+++ SUPPLIED MATERIAL +++
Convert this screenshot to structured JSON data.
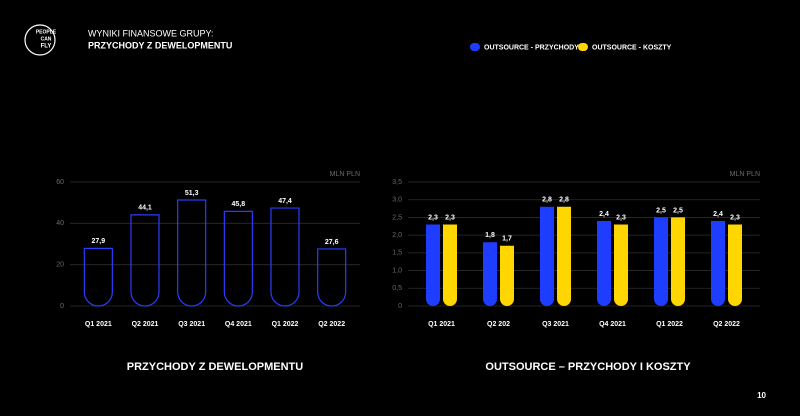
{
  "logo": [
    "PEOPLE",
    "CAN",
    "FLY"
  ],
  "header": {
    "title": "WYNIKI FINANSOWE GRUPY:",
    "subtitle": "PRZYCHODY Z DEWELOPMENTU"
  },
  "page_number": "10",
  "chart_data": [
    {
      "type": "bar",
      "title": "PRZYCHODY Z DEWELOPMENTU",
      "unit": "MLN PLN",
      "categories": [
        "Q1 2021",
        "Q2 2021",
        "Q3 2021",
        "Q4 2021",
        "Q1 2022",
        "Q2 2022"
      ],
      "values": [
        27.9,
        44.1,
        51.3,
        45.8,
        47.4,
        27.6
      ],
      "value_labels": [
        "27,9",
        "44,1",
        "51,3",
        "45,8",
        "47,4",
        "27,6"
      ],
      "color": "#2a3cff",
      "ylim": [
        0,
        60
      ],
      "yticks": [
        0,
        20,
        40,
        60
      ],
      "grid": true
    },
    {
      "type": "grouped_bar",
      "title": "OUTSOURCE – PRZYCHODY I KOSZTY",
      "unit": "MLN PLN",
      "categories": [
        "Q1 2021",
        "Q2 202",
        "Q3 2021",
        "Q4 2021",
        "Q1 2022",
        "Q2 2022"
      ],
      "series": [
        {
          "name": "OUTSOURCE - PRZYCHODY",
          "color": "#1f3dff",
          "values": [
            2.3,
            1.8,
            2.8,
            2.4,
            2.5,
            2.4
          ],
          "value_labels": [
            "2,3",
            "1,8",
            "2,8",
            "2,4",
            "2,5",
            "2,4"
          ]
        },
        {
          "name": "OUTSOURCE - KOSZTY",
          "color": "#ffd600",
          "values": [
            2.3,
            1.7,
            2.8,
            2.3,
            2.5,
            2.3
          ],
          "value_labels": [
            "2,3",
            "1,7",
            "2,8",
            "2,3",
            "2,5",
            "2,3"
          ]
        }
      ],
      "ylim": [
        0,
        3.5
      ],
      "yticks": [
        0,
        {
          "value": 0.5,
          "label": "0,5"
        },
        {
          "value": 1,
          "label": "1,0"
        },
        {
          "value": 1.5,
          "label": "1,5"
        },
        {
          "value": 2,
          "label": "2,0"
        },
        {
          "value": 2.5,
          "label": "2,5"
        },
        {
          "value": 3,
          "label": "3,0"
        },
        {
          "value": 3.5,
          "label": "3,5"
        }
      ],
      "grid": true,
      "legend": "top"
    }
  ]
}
+++
TASK DIRECTIONS. Skip the pictures, then retype every line above exactly.

THE COMPLETED TASK.
Convert this screenshot to structured JSON data.
{
  "logo": [
    "PEOPLE",
    "CAN",
    "FLY"
  ],
  "header": {
    "title": "WYNIKI FINANSOWE GRUPY:",
    "subtitle": "PRZYCHODY Z DEWELOPMENTU"
  },
  "page_number": "10",
  "chart_data": [
    {
      "type": "bar",
      "title": "PRZYCHODY Z DEWELOPMENTU",
      "unit": "MLN PLN",
      "categories": [
        "Q1 2021",
        "Q2 2021",
        "Q3 2021",
        "Q4 2021",
        "Q1 2022",
        "Q2 2022"
      ],
      "values": [
        27.9,
        44.1,
        51.3,
        45.8,
        47.4,
        27.6
      ],
      "value_labels": [
        "27,9",
        "44,1",
        "51,3",
        "45,8",
        "47,4",
        "27,6"
      ],
      "color": "#2a3cff",
      "ylim": [
        0,
        60
      ],
      "yticks": [
        0,
        20,
        40,
        60
      ],
      "grid": true
    },
    {
      "type": "grouped_bar",
      "title": "OUTSOURCE – PRZYCHODY I KOSZTY",
      "unit": "MLN PLN",
      "categories": [
        "Q1 2021",
        "Q2 202",
        "Q3 2021",
        "Q4 2021",
        "Q1 2022",
        "Q2 2022"
      ],
      "series": [
        {
          "name": "OUTSOURCE - PRZYCHODY",
          "color": "#1f3dff",
          "values": [
            2.3,
            1.8,
            2.8,
            2.4,
            2.5,
            2.4
          ],
          "value_labels": [
            "2,3",
            "1,8",
            "2,8",
            "2,4",
            "2,5",
            "2,4"
          ]
        },
        {
          "name": "OUTSOURCE - KOSZTY",
          "color": "#ffd600",
          "values": [
            2.3,
            1.7,
            2.8,
            2.3,
            2.5,
            2.3
          ],
          "value_labels": [
            "2,3",
            "1,7",
            "2,8",
            "2,3",
            "2,5",
            "2,3"
          ]
        }
      ],
      "ylim": [
        0,
        3.5
      ],
      "yticks": [
        0,
        {
          "value": 0.5,
          "label": "0,5"
        },
        {
          "value": 1,
          "label": "1,0"
        },
        {
          "value": 1.5,
          "label": "1,5"
        },
        {
          "value": 2,
          "label": "2,0"
        },
        {
          "value": 2.5,
          "label": "2,5"
        },
        {
          "value": 3,
          "label": "3,0"
        },
        {
          "value": 3.5,
          "label": "3,5"
        }
      ],
      "grid": true,
      "legend": "top"
    }
  ]
}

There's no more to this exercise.